▶ DIRECTIONS FOR THIS TASK
Copy down every line where the string "estimadas" shows up.
########
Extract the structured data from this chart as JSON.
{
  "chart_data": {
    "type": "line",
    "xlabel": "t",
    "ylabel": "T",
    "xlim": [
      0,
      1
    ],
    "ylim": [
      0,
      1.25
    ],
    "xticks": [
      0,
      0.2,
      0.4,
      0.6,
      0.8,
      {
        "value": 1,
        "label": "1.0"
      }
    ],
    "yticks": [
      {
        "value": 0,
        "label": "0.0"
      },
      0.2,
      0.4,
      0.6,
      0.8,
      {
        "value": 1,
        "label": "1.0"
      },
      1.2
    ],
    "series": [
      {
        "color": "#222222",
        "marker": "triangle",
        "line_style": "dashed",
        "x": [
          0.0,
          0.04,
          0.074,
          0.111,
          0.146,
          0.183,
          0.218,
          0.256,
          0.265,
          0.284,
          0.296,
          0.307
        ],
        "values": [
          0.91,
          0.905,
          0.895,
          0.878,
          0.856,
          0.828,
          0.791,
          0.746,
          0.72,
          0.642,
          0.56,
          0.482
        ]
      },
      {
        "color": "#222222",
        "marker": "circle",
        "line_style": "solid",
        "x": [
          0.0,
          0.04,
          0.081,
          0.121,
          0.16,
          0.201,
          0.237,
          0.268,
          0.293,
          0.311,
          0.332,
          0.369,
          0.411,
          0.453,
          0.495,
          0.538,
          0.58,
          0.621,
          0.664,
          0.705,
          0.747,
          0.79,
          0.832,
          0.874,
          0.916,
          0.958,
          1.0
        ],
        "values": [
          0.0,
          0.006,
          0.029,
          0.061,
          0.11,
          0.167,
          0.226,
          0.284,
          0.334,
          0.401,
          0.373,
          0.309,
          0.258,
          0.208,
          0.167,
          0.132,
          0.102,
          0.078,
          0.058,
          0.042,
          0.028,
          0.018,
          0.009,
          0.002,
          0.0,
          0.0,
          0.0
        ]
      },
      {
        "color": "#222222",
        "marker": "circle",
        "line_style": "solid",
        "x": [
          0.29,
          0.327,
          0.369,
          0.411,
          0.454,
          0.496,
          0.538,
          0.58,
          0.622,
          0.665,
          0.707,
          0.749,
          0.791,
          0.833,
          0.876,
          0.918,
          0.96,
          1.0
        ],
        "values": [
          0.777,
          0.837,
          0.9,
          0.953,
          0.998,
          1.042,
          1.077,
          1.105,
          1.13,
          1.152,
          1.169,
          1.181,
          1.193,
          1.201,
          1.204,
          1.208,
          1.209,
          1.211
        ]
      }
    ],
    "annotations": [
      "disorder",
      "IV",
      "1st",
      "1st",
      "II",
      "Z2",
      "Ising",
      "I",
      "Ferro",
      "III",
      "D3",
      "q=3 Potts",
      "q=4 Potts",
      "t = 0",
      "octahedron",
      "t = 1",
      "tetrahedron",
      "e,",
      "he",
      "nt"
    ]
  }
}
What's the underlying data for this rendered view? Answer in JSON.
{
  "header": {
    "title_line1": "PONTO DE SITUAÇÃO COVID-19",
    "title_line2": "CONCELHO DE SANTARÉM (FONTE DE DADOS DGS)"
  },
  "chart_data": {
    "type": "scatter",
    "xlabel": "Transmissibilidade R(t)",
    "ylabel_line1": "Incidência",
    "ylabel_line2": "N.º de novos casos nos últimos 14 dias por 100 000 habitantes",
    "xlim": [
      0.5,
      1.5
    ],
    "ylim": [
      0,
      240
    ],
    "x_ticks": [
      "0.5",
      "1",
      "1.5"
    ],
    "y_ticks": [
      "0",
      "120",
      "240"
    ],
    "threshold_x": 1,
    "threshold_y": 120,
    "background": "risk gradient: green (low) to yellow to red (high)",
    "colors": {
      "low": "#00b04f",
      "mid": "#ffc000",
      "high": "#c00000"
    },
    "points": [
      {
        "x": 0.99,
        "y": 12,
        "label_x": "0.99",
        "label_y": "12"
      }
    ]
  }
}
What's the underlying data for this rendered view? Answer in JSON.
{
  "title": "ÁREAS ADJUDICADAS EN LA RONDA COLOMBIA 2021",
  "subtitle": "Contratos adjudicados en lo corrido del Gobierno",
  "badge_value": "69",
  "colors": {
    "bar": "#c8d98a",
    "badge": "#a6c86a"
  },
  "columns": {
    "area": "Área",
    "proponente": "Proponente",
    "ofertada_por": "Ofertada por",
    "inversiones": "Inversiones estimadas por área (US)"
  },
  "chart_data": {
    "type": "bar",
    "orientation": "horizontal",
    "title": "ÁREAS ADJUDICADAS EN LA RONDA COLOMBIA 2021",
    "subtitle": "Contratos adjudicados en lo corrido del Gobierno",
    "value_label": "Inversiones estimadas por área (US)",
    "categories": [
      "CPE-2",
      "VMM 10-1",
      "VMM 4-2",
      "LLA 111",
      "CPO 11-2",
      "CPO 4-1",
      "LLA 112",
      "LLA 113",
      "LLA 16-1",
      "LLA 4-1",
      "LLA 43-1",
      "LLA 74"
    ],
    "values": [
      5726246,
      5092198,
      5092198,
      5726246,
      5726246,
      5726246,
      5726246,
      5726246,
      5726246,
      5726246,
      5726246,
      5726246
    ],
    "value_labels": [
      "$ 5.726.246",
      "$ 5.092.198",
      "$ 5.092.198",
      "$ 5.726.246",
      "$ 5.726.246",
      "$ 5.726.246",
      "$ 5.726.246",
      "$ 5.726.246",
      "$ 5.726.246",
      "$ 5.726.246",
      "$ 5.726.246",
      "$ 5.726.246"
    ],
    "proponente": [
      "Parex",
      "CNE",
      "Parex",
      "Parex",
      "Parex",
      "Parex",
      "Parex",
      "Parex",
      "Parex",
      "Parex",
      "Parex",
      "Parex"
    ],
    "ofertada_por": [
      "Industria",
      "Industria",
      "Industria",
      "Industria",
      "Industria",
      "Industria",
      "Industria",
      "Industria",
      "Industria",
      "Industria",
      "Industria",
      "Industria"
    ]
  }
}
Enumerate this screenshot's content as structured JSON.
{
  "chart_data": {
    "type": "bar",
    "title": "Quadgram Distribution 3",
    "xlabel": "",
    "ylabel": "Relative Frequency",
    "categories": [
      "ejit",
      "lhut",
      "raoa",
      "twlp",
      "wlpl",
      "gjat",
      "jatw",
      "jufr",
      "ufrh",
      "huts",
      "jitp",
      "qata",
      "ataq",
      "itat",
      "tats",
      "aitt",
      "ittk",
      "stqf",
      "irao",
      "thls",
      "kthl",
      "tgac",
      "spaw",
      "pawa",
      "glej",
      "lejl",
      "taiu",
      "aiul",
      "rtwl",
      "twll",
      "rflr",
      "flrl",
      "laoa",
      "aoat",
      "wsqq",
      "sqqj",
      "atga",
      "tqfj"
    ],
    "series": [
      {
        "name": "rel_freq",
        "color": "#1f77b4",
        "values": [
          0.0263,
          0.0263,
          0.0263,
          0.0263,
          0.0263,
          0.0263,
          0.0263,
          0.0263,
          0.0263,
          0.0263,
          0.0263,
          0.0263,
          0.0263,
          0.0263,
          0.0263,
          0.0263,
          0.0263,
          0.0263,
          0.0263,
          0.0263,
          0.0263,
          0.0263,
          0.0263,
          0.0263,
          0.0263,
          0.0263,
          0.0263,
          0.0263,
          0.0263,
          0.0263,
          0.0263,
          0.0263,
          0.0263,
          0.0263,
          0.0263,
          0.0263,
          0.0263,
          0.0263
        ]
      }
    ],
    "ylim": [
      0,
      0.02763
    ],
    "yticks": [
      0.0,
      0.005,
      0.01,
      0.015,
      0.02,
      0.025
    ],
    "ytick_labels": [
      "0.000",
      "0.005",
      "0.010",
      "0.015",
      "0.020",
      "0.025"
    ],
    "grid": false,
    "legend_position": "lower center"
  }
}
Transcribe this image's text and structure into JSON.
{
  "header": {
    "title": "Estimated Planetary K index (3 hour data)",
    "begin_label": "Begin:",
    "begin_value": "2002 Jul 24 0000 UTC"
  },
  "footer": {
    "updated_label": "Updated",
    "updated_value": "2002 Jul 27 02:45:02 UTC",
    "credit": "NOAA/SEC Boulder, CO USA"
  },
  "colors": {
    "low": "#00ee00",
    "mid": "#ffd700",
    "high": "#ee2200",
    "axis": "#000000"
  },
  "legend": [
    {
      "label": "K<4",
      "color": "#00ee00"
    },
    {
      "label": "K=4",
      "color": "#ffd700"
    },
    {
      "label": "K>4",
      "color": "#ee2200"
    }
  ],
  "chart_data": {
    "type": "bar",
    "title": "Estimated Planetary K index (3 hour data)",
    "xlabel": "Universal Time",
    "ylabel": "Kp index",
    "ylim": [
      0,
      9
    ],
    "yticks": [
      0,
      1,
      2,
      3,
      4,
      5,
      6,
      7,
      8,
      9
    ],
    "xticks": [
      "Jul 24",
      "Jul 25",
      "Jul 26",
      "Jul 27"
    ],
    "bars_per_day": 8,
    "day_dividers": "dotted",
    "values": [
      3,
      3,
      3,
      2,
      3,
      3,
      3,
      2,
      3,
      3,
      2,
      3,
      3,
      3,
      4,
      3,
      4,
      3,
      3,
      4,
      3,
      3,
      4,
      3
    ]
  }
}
########
▶ SOLUTION TO THE PROBLEM
    "inversiones": "Inversiones estimadas por área (US)"
    "value_label": "Inversiones estimadas por área (US)",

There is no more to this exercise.